Pull out every line in the data that has the string "συνταγές" in it.

··· DATA ···

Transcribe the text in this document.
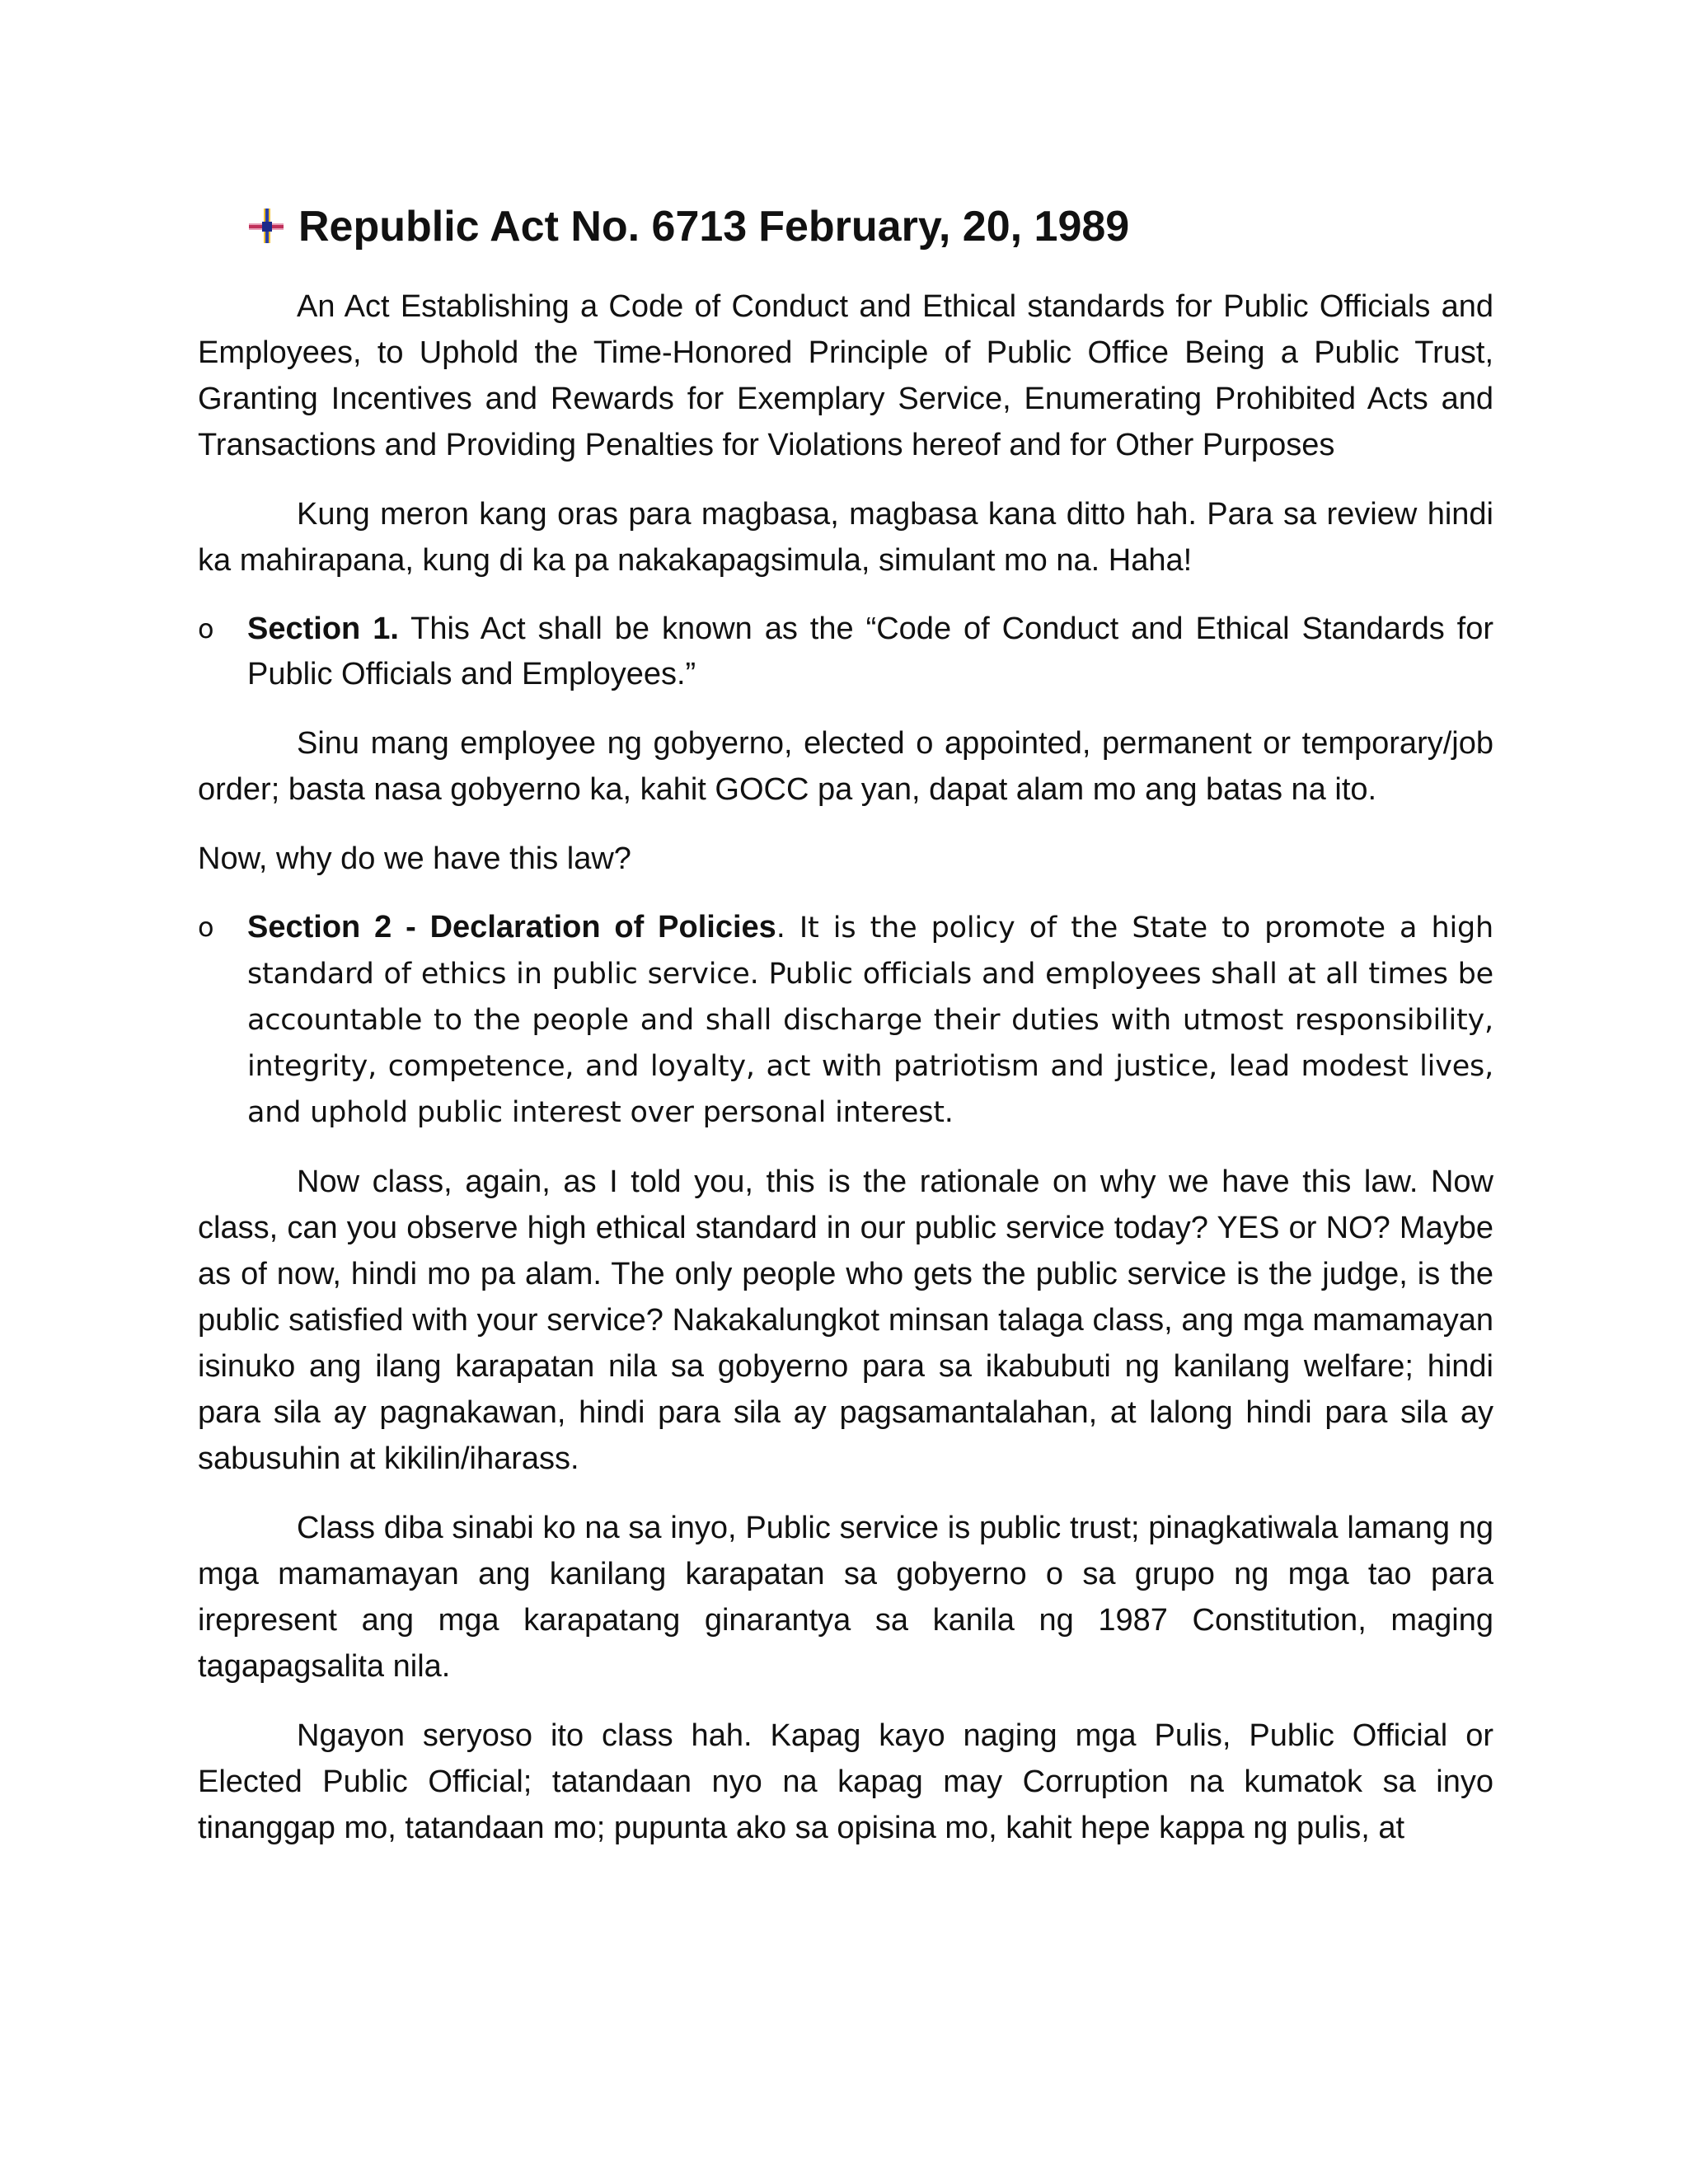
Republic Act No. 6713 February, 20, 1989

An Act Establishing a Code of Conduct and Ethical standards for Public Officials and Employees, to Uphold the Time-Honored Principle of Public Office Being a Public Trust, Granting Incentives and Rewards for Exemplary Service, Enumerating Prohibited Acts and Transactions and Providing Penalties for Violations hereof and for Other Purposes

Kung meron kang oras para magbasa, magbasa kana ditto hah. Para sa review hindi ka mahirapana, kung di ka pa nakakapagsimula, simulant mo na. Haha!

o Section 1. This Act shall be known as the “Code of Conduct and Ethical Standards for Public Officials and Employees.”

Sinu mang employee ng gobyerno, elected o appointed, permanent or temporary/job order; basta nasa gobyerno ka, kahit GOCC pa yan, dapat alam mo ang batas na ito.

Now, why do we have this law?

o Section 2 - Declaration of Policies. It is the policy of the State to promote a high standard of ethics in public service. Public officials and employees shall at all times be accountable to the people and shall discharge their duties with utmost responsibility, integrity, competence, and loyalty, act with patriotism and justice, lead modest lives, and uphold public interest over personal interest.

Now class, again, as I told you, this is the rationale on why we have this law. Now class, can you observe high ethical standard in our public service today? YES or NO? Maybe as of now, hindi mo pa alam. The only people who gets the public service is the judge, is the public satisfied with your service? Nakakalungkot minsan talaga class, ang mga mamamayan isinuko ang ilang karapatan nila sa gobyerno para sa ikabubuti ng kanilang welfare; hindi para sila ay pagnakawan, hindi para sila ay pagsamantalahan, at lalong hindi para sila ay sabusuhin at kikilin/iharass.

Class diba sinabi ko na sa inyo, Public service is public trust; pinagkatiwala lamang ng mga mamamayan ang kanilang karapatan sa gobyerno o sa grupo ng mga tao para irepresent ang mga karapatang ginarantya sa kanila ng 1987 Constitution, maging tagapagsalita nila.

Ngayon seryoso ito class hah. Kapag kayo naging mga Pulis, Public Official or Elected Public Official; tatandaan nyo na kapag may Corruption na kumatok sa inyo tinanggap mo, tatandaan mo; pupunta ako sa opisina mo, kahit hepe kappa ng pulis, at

···
··· DATA ···

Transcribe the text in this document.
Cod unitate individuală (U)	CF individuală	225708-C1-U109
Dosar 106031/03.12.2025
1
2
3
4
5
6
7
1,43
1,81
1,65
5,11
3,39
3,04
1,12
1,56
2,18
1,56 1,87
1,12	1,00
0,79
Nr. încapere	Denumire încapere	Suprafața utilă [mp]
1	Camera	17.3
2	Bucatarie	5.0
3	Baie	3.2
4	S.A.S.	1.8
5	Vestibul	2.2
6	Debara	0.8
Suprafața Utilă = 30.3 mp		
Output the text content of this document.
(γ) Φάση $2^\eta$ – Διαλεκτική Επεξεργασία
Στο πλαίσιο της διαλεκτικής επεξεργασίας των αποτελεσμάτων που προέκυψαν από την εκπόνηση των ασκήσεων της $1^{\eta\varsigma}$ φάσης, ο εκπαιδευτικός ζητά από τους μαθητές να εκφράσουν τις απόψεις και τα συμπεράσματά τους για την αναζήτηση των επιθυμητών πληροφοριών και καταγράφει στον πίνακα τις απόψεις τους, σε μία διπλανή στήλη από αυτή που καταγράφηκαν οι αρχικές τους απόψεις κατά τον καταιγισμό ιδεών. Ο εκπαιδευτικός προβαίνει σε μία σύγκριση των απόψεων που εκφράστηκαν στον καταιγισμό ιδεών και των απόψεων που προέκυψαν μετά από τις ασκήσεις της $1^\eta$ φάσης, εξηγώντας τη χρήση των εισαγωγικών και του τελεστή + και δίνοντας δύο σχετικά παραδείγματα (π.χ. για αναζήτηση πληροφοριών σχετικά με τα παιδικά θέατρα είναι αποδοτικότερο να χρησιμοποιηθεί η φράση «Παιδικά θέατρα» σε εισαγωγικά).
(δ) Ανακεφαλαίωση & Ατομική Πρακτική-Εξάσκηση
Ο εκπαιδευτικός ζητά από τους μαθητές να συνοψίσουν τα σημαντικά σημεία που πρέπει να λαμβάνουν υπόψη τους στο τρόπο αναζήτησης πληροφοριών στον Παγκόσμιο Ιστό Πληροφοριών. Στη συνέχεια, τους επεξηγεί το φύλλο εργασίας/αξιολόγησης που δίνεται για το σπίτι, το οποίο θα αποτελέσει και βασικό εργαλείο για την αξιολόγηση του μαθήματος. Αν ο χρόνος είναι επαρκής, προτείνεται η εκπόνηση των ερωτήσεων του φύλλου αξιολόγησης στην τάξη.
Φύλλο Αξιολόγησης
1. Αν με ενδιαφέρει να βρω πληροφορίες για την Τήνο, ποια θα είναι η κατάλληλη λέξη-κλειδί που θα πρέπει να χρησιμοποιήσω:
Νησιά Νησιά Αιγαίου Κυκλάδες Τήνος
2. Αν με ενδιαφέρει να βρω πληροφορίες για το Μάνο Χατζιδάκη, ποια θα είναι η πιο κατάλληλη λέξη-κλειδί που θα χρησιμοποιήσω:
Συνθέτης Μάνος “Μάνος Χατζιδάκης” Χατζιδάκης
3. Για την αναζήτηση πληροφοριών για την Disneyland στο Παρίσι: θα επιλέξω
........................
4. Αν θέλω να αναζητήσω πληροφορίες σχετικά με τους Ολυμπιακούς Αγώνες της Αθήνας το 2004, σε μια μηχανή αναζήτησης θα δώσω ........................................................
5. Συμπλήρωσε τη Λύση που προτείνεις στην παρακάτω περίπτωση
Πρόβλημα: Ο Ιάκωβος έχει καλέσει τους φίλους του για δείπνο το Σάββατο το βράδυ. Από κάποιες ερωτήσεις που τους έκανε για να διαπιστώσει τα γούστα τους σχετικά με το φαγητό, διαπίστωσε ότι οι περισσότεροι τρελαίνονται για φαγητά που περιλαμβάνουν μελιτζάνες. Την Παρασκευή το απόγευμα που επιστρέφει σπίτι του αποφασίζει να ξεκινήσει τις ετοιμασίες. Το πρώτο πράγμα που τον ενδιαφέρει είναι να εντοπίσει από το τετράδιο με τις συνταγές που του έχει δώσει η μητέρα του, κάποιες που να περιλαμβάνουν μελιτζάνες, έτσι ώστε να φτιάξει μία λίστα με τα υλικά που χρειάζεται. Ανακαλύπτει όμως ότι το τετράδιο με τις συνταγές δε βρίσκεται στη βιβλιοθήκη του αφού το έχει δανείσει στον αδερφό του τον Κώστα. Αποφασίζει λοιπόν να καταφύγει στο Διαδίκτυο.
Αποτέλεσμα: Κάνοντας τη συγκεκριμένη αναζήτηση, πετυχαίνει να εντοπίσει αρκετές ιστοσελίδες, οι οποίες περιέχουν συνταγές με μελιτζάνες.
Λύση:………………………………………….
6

···

--- FINISHED TASK ---
Πρόβλημα: Ο Ιάκωβος έχει καλέσει τους φίλους του για δείπνο το Σάββατο το βράδυ. Από κάποιες ερωτήσεις που τους έκανε για να διαπιστώσει τα γούστα τους σχετικά με το φαγητό, διαπίστωσε ότι οι περισσότεροι τρελαίνονται για φαγητά που περιλαμβάνουν μελιτζάνες. Την Παρασκευή το απόγευμα που επιστρέφει σπίτι του αποφασίζει να ξεκινήσει τις ετοιμασίες. Το πρώτο πράγμα που τον ενδιαφέρει είναι να εντοπίσει από το τετράδιο με τις συνταγές που του έχει δώσει η μητέρα του, κάποιες που να περιλαμβάνουν μελιτζάνες, έτσι ώστε να φτιάξει μία λίστα με τα υλικά που χρειάζεται. Ανακαλύπτει όμως ότι το τετράδιο με τις συνταγές δε βρίσκεται στη βιβλιοθήκη του αφού το έχει δανείσει στον αδερφό του τον Κώστα. Αποφασίζει λοιπόν να καταφύγει στο Διαδίκτυο.
Αποτέλεσμα: Κάνοντας τη συγκεκριμένη αναζήτηση, πετυχαίνει να εντοπίσει αρκετές ιστοσελίδες, οι οποίες περιέχουν συνταγές με μελιτζάνες.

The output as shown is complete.